● **Excerpt to read**
= = = =

Leadership
- Chair: Steven A. Tanelli (D)
- Vice Chair: Tracy Sina Zur (D)
- Chair Pro Tempore: Joan Voss (D)

Structure
- Seats: 7
- Political groups: Democratic Party (7)
- Length of term: 3 years

Website
- Bergen County Commissioners

= Bergen County Board of Commissioners =

Members of the Bergen County, New Jersey government

The Bergen County Board of Commissioners (formerly the Bergen County Board of Chosen Freeholders) is a Board of seven people who govern Bergen County, New Jersey alongside the Bergen County Executive. The members are elected at-large to three-year terms of office on a staggered basis with either two or three seats coming up for election each year. At an annual reorganization meeting in the beginning of January, the board elects a Chair, Vice Chair and Chair Pro Tempore from among its members.

== Responsibilities ==
The Board is responsible for creating the laws for Bergen County. Most importantly the Board is responsible for creating and adopting a yearly budget for the county.

== Sessions ==
=== 2026 ===
In 2026, the Board chosen Commissioner Steven A. Tanelli to serve as Chair of the Board, Tracy Silna Zur as Vice Chair, and Dr. Joan M. Voss as Chair Pro Tempore.

=== 2025 ===
In 2025, the Board chose Commissioner Mary J. Amoroso to serve as Chair of the Board, Steven A. Tanelli as Vice Chair, and Dr. Joan M. Voss as Chair Pro Tempore.

=== 2024 ===
In 2024, the Board chose Commissioner Germaine M. Ortiz to serve as Chair of the Board, Mary J. Amoroso as Vice Chair, and Dr. Joan M. Voss as Chair Pro Tempore.

=== 2023 ===
In 2023, the Board chose Commissioner Thomas J. Sullivan to serve as Chair of the Board, Germaine M. Ortiz as Vice Chair, and Dr. Joan M. Voss as Chair Pro Tempore.

= = = =

● **Material**
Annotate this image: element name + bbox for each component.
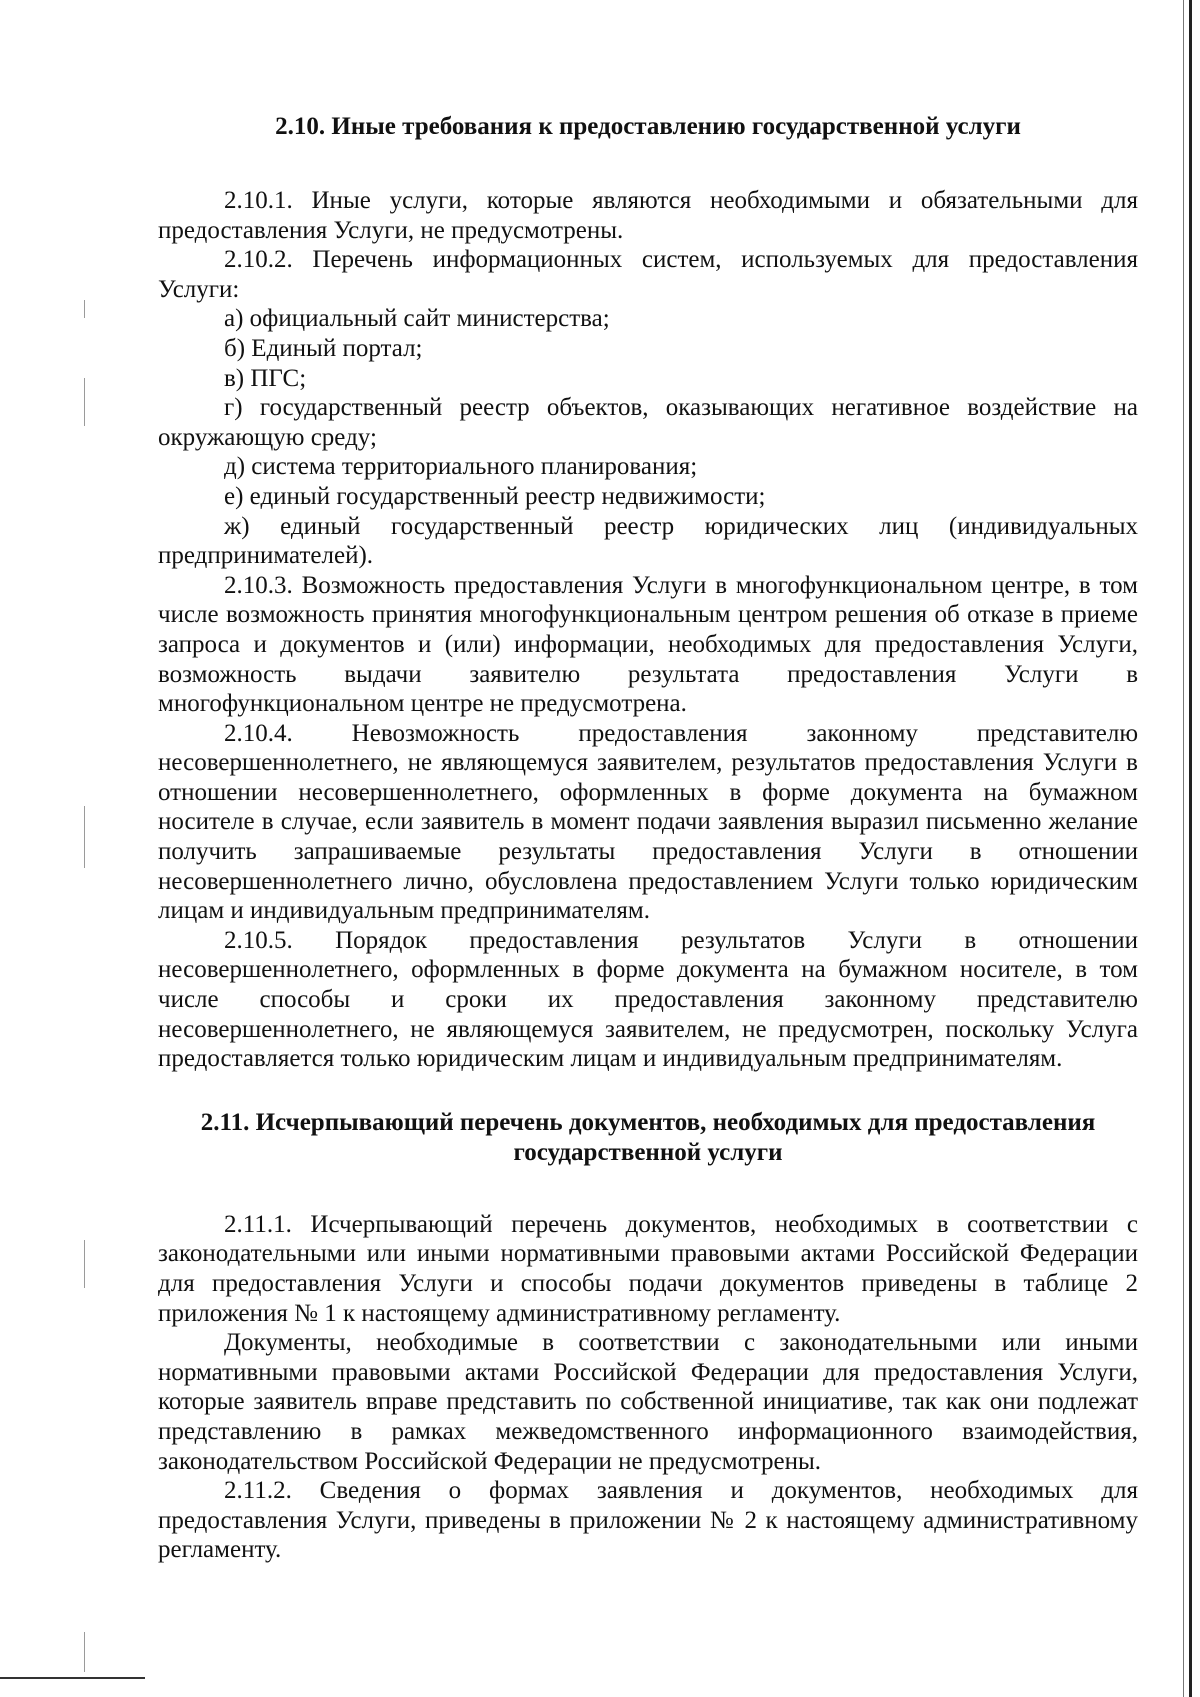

= = = =

● **Task statement**
According to the text on the Bergen County Board of Commissioners, whom did the Board choose to serve as Chair in 2024?

● **Result for this exercise**
Commissioner Germaine M. Ortiz